Start Source

Most farmhouses built for self-made buyers end up as show homes nobody actually lives in — you worked too long for that. The Whitehall Haven is designed around how people actually spend their weekends: a theater room that earns its square footage, a family loft that keeps everyone close without stacking them on top of each other, and a layout that moves the way a house should when five people are all doing different things at once.
Specifications
- Sq. Ft.: 5,196
- Bedrooms: 5
- Bathrooms: 4.5
Floor Plan – Main Floor

The first floor puts the master suite with its WIC island toward the private end of the plan, while the great room, kitchen with pantry, office, and laundry occupy the active core. Two separate garage bays handle a total of five cars without the whole wing feeling like an afterthought.
Floor Plan – Second Floor

Five bedrooms spread across the upper level, with beds four and five each getting two walk-in closets — which, honestly, most plans this size still manage to skip. A cathedral-ceiling family room anchors the right side of the floor, and a study with storage fills in the corners rather than leaving them dead.
Floor Plan – Basement
The lower level is organized around a wide family room that opens toward both the lounge and kitchen, so the entertaining zone stays connected rather than fragmenting into separate rooms. A guest suite with WIC and private bath sits to the right. The theatre room, two storage areas, and mechanical space round out the footprint, with a covered patio above.
Material Matters: Basement theatre rooms get their best acoustic performance when walls are decoupled from the framing rather than drywalled directly to studs. Build that detail in before the walls close, because retrofitting it later is genuinely painful. The storage rooms adjacent to the theatre also work well as equipment closets if you plan rough-in conduit early.
Gold Chandelier and Dark Stone Surround Pull the Fireplace Wall Together

Brass pendant clusters hang above a white mantel, flanked by built-in shelving with cabinet bases below.
Try This: Built-ins like these work harder when the lower cabinets stay closed storage rather than open shelving. Clutter migrates naturally to whatever surface is available, so giving it a door keeps the symmetry intact without requiring constant tidying. If you’re planning something similar, spec the cabinet depth to match your tallest shelf bay so the whole unit reads as one piece.
Moving into the main living area, the open-plan layout starts to show its full scale.
Open-Plan Living Where Wood Beams and White Upholstery Do the Heavy Lifting

Structural wood columns anchor the ceiling grid while white sofas keep the floor plan readable from across the room. That round dark coffee table is doing more work than it looks like — without it, the all-white seating zone would float.
Arched Hood Niche and Walnut Island Make This Kitchen Worth Building

Subway tile wraps the arched cooking niche like plaster, giving the range wall its own architectural moment rather than letting it disappear behind the hood. Four backless stools keep the island social. Under-cabinet lighting warms the dark granite countertop without competing with it.

End Source
Start Records

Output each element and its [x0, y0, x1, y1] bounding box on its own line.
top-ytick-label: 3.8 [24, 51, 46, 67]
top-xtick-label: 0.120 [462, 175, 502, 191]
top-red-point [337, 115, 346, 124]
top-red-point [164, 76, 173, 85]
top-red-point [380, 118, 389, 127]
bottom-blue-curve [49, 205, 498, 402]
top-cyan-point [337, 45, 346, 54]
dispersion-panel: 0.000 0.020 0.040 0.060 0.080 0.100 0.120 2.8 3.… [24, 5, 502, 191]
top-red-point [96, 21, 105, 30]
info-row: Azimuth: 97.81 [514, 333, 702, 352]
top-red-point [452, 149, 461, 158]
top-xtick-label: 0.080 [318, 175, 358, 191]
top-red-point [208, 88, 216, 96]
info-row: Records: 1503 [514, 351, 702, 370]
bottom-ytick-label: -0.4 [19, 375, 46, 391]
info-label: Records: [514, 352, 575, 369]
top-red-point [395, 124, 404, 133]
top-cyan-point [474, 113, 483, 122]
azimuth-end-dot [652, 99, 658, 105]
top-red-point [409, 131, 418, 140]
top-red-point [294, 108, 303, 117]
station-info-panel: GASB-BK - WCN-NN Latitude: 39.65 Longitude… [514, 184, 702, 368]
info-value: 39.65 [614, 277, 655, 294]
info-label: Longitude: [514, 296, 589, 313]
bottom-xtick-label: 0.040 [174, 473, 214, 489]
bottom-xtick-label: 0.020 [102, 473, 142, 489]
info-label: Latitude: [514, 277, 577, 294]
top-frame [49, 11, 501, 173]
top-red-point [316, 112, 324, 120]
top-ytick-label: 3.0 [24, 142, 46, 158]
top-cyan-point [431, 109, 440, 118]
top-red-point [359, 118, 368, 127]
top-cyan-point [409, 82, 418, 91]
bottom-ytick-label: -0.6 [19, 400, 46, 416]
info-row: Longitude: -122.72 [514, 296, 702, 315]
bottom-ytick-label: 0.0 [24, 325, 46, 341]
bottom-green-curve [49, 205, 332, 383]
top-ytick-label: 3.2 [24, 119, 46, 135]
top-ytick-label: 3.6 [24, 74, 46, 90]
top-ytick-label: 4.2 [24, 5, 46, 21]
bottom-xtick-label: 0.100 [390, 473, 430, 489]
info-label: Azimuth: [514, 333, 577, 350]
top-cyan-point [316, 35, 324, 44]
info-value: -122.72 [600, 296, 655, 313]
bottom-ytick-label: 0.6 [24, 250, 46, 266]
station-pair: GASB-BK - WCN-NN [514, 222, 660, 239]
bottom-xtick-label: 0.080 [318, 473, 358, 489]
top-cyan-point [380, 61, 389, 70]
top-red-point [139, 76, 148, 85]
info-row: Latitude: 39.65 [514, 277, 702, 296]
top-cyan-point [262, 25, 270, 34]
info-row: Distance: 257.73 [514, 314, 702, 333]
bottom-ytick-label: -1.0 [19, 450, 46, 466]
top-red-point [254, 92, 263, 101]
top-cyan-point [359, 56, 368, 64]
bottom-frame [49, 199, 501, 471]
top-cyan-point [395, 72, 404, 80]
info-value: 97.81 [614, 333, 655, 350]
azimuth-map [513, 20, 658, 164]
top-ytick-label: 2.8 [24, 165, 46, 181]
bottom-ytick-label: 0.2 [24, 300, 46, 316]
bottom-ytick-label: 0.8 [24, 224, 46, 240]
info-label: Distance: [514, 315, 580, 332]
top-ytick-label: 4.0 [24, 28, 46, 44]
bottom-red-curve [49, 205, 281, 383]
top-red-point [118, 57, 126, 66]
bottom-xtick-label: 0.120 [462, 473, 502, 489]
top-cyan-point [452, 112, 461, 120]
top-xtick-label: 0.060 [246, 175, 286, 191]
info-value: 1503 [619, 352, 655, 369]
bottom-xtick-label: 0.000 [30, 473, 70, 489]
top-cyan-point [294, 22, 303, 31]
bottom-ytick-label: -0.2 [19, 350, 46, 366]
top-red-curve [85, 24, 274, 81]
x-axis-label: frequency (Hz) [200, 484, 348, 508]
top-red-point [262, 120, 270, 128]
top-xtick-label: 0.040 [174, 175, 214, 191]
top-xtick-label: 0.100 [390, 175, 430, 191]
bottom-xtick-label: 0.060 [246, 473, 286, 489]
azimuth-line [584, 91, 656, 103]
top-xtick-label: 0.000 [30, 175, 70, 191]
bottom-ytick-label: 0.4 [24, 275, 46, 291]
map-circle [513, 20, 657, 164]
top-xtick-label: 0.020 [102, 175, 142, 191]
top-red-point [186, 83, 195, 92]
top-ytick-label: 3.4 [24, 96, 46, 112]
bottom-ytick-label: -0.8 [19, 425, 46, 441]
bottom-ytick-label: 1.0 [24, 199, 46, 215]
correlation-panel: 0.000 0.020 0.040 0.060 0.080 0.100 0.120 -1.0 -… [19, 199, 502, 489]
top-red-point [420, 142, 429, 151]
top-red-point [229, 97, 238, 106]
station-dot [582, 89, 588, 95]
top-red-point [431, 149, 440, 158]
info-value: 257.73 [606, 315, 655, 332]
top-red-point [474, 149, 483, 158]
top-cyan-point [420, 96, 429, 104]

End Records

Work to do:
A. Locate each line of the records that contains the string "station" and copy those lines out in full.
B. Extend the house plan description past its last sentence, continuing in the same voice.
The house plan description and the records have no connection to each other.

Final results:
A.
station-info-panel: GASB-BK - WCN-NN Latitude: 39.65 Longitude… [514, 184, 702, 368]
station-pair: GASB-BK - WCN-NN [514, 222, 660, 239]
station-dot [582, 89, 588, 95]

B.
Quick Fix: Pendant lights hung from chain rather than rigid rods can be adjusted for height after installation, which matters more than people expect once furniture is actually in the room. If your island length changes during construction, chain-hung fixtures don’t require a ceiling box relocation to rebalance the spacing.
Marble Table and Magnolia Branch Anchor an Open Room That Earns Its Square Footage

Gray marble at the dining table sets a grounded tone before your eye even reaches the living area. White upholstery holds the seating zone together, symmetrical built-ins frame a dark stone fireplace surround, and that magnolia branch in the matte black vase does real compositional work — the kind of detail that reads as effortless but was clearly a deliberate call. The coffered ceiling pulls it all upward without the room feeling like a showroom.
By The Numbers: Coffered ceilings like this one add visual weight without requiring structural changes, since they’re typically applied over an existing flat ceiling. Builders generally recommend sizing each coffer to roughly match the scale of the furniture below, so the grid doesn’t feel arbitrary from seated eye level.
Warm Taupe Walls and a Low-Profile Bed Frame Make This Bedroom Feel Earned

Taupe walls hold warmth without sliding into beige, and matching globe-base lamps anchor both nightstands without looking staged. The bench at the foot of the bed is practical rather than decorative. Framed black-and-white landscape prints keep the wall grounded — considered, not precious.
Did You Know: Pendant drums with double-layer shades like the one centered over this bed diffuse light more evenly than single-layer versions, cutting down on harsh wall shadows at night. In a new build, positioning that junction box a foot closer to the headboard than center-ceiling often produces better task lighting for reading without requiring a secondary lamp.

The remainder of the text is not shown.